Dataset entries:
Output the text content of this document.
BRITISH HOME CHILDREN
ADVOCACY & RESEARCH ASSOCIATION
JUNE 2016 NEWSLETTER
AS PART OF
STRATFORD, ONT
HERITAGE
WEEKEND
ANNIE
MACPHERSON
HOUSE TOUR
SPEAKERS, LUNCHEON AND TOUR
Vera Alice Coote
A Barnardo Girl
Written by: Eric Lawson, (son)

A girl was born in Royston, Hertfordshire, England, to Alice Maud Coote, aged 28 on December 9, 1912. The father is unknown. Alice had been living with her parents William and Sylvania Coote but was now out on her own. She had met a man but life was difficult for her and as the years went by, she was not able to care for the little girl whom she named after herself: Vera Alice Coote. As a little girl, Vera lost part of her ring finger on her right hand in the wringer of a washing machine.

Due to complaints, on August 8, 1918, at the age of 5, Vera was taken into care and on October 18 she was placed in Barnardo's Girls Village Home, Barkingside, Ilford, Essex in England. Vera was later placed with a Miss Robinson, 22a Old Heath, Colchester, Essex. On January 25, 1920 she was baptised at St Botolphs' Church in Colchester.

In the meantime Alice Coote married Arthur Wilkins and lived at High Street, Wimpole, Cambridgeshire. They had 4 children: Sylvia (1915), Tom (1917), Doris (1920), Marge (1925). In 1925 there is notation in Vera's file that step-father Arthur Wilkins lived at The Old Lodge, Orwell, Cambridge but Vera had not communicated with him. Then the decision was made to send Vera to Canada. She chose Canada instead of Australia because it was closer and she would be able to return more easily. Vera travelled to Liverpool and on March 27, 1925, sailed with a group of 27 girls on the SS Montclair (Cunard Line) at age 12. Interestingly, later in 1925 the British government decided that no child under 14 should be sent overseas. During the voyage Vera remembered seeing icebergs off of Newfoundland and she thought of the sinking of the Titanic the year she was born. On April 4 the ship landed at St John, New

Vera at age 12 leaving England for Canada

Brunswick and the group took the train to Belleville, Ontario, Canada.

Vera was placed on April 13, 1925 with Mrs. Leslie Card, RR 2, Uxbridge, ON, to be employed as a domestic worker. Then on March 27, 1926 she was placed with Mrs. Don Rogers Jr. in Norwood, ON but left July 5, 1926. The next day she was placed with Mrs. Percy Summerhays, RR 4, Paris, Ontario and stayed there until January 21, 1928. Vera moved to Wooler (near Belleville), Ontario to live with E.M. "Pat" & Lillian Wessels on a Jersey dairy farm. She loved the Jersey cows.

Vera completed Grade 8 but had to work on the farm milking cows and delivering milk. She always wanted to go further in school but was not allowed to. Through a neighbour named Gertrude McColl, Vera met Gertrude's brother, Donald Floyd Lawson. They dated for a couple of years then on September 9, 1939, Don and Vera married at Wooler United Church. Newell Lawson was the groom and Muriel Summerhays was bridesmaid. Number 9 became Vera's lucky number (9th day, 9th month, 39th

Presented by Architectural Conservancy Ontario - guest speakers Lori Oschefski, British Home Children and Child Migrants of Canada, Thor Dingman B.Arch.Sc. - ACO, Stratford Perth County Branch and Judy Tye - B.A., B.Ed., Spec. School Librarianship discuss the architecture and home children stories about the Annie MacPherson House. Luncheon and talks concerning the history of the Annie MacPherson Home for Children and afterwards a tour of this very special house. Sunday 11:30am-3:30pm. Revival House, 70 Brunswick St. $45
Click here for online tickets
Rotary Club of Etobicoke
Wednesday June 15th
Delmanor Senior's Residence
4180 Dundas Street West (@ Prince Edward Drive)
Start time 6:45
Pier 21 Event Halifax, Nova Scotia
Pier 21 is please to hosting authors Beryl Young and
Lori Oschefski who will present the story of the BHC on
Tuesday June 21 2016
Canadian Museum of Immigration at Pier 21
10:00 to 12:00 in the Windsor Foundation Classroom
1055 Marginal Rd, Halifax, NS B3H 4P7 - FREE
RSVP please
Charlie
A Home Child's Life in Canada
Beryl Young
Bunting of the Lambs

▶ [WHAT YOU SHOULD DO] Each line of the listing above should be output exactly.

▶ [WRITTEN RESPONSE]
Output the text content of this document.
BRITISH HOME CHILDREN
ADVOCACY & RESEARCH ASSOCIATION
JUNE 2016 NEWSLETTER
AS PART OF
STRATFORD, ONT
HERITAGE
WEEKEND
ANNIE
MACPHERSON
HOUSE TOUR
SPEAKERS, LUNCHEON AND TOUR
Vera Alice Coote
A Barnardo Girl
Written by: Eric Lawson, (son)

A girl was born in Royston, Hertfordshire, England, to Alice Maud Coote, aged 28 on December 9, 1912. The father is unknown. Alice had been living with her parents William and Sylvania Coote but was now out on her own. She had met a man but life was difficult for her and as the years went by, she was not able to care for the little girl whom she named after herself: Vera Alice Coote. As a little girl, Vera lost part of her ring finger on her right hand in the wringer of a washing machine.

Due to complaints, on August 8, 1918, at the age of 5, Vera was taken into care and on October 18 she was placed in Barnardo's Girls Village Home, Barkingside, Ilford, Essex in England. Vera was later placed with a Miss Robinson, 22a Old Heath, Colchester, Essex. On January 25, 1920 she was baptised at St Botolphs' Church in Colchester.

In the meantime Alice Coote married Arthur Wilkins and lived at High Street, Wimpole, Cambridgeshire. They had 4 children: Sylvia (1915), Tom (1917), Doris (1920), Marge (1925). In 1925 there is notation in Vera's file that step-father Arthur Wilkins lived at The Old Lodge, Orwell, Cambridge but Vera had not communicated with him. Then the decision was made to send Vera to Canada. She chose Canada instead of Australia because it was closer and she would be able to return more easily. Vera travelled to Liverpool and on March 27, 1925, sailed with a group of 27 girls on the SS Montclair (Cunard Line) at age 12. Interestingly, later in 1925 the British government decided that no child under 14 should be sent overseas. During the voyage Vera remembered seeing icebergs off of Newfoundland and she thought of the sinking of the Titanic the year she was born. On April 4 the ship landed at St John, New

Vera at age 12 leaving England for Canada

Brunswick and the group took the train to Belleville, Ontario, Canada.

Vera was placed on April 13, 1925 with Mrs. Leslie Card, RR 2, Uxbridge, ON, to be employed as a domestic worker. Then on March 27, 1926 she was placed with Mrs. Don Rogers Jr. in Norwood, ON but left July 5, 1926. The next day she was placed with Mrs. Percy Summerhays, RR 4, Paris, Ontario and stayed there until January 21, 1928. Vera moved to Wooler (near Belleville), Ontario to live with E.M. "Pat" & Lillian Wessels on a Jersey dairy farm. She loved the Jersey cows.

Vera completed Grade 8 but had to work on the farm milking cows and delivering milk. She always wanted to go further in school but was not allowed to. Through a neighbour named Gertrude McColl, Vera met Gertrude's brother, Donald Floyd Lawson. They dated for a couple of years then on September 9, 1939, Don and Vera married at Wooler United Church. Newell Lawson was the groom and Muriel Summerhays was bridesmaid. Number 9 became Vera's lucky number (9th day, 9th month, 39th

Presented by Architectural Conservancy Ontario - guest speakers Lori Oschefski, British Home Children and Child Migrants of Canada, Thor Dingman B.Arch.Sc. - ACO, Stratford Perth County Branch and Judy Tye - B.A., B.Ed., Spec. School Librarianship discuss the architecture and home children stories about the Annie MacPherson House. Luncheon and talks concerning the history of the Annie MacPherson Home for Children and afterwards a tour of this very special house. Sunday 11:30am-3:30pm. Revival House, 70 Brunswick St. $45
Click here for online tickets
Rotary Club of Etobicoke
Wednesday June 15th
Delmanor Senior's Residence
4180 Dundas Street West (@ Prince Edward Drive)
Start time 6:45
Pier 21 Event Halifax, Nova Scotia
Pier 21 is please to hosting authors Beryl Young and
Lori Oschefski who will present the story of the BHC on
Tuesday June 21 2016
Canadian Museum of Immigration at Pier 21
10:00 to 12:00 in the Windsor Foundation Classroom
1055 Marginal Rd, Halifax, NS B3H 4P7 - FREE
RSVP please
Charlie
A Home Child's Life in Canada
Beryl Young
Bunting of the Lambs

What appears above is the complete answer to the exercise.